#### Source extract
----
Thus I took an inventory of the non-fiction books I have read that have significantly influenced me. I tend to make many notes on the books I own (I haven’t started into electronic books yet), and I retain them in my “library,” which is actually a storage room that contain lots of other household items. Yesterday, I ventured into my library with the intent of documenting the books that have especially impressed and challenged me. I ended up selecting less than 20% of the books I own for this honor. What follows below is a list of such books, all of which I have read over the past 20 years.

It is not a perfect list. I am sure that there are many dozens of other books that I have overlooked. I probably own 500 books that I have only browsed so far, or not even begun, yet look promising. I’m more and more convinced that I will never read most of my unread books unless I win the lottery and retire. I try to not keep a steady course, though my quest seems hopeless. I’m reminded of this hopelessness every time I stumble on a pile of 30 unread and partially read books by the side of my bed.

In my list below, I have only included those books that I have actually read. I would highly recommend any of them. I have not included in many other books I have read that I would consider merely been useful or “good.” As I made my list, it occurred to me that I have been greatly influenced by more than books. I have read far more pages of online or in paper magazine articles than book pages. More recently, I’ve been impressed by many video and in-person presentations/lectures. I have also corresponded with many people over the years on these topics, including many of the authors of the books in my list. I’ve poured immense time into my reading and writing. It surprised me how much material I have reviewed in 20 years, considering that I also have a day job as a consumer lawyer and also try to spend time with my family.
----
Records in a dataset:
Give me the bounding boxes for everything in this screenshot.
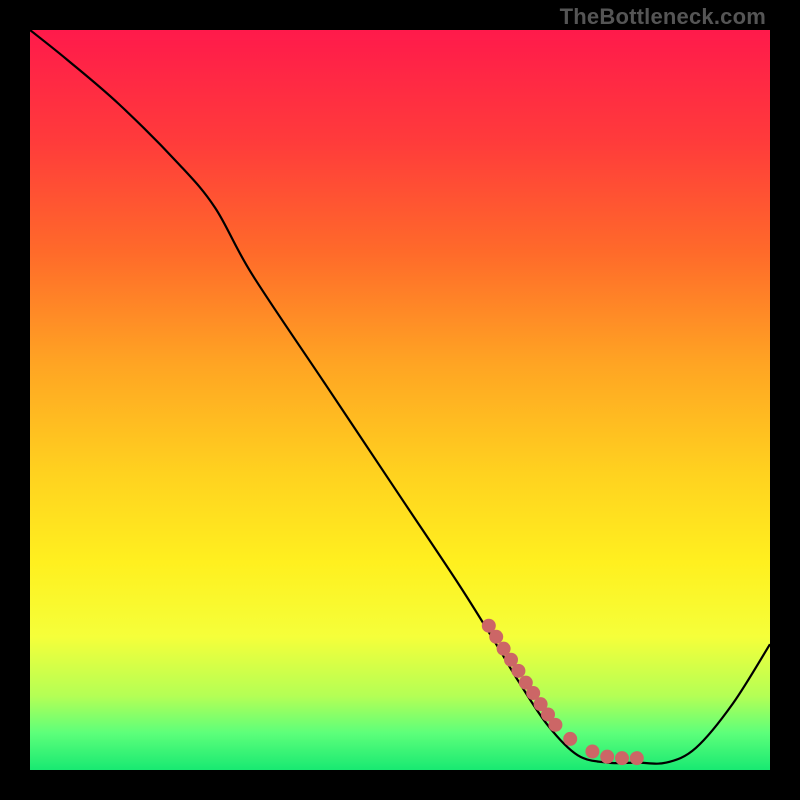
watermark-text: TheBottleneck.com	[560, 4, 766, 30]
highlight-dot	[585, 745, 599, 759]
chart-svg	[30, 30, 770, 770]
highlight-dot	[548, 718, 562, 732]
highlight-dot	[489, 630, 503, 644]
highlight-dot	[630, 751, 644, 765]
highlight-dot	[511, 664, 525, 678]
plot-area	[30, 30, 770, 770]
chart-frame: TheBottleneck.com	[0, 0, 800, 800]
highlight-dot	[615, 751, 629, 765]
gradient-background	[30, 30, 770, 770]
highlight-dot	[600, 750, 614, 764]
highlight-dot	[563, 732, 577, 746]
----
#### What to do
[a] Retype the book-inventory passage word for word, beginning at the words "In my list below, I" and stopping after "with my family.".
[b] In the book-inventory passage, list each distinct figure written with digits, along with what it counts.

#### Solutions for each task
[a]
In my list below, I have only included those books that I have actually read. I would highly recommend any of them. I have not included in many other books I have read that I would consider merely been useful or “good.” As I made my list, it occurred to me that I have been greatly influenced by more than books. I have read far more pages of online or in paper magazine articles than book pages. More recently, I’ve been impressed by many video and in-person presentations/lectures. I have also corresponded with many people over the years on these topics, including many of the authors of the books in my list. I’ve poured immense time into my reading and writing. It surprised me how much material I have reviewed in 20 years, considering that I also have a day job as a consumer lawyer and also try to spend time with my family.

[b]
- less than 20%: the share of owned books selected for the list
- 20 years: the period over which the listed books were read and the material reviewed
- 500: books owned that have only been browsed or not yet begun
- 30: unread and partially read books in a pile by the bed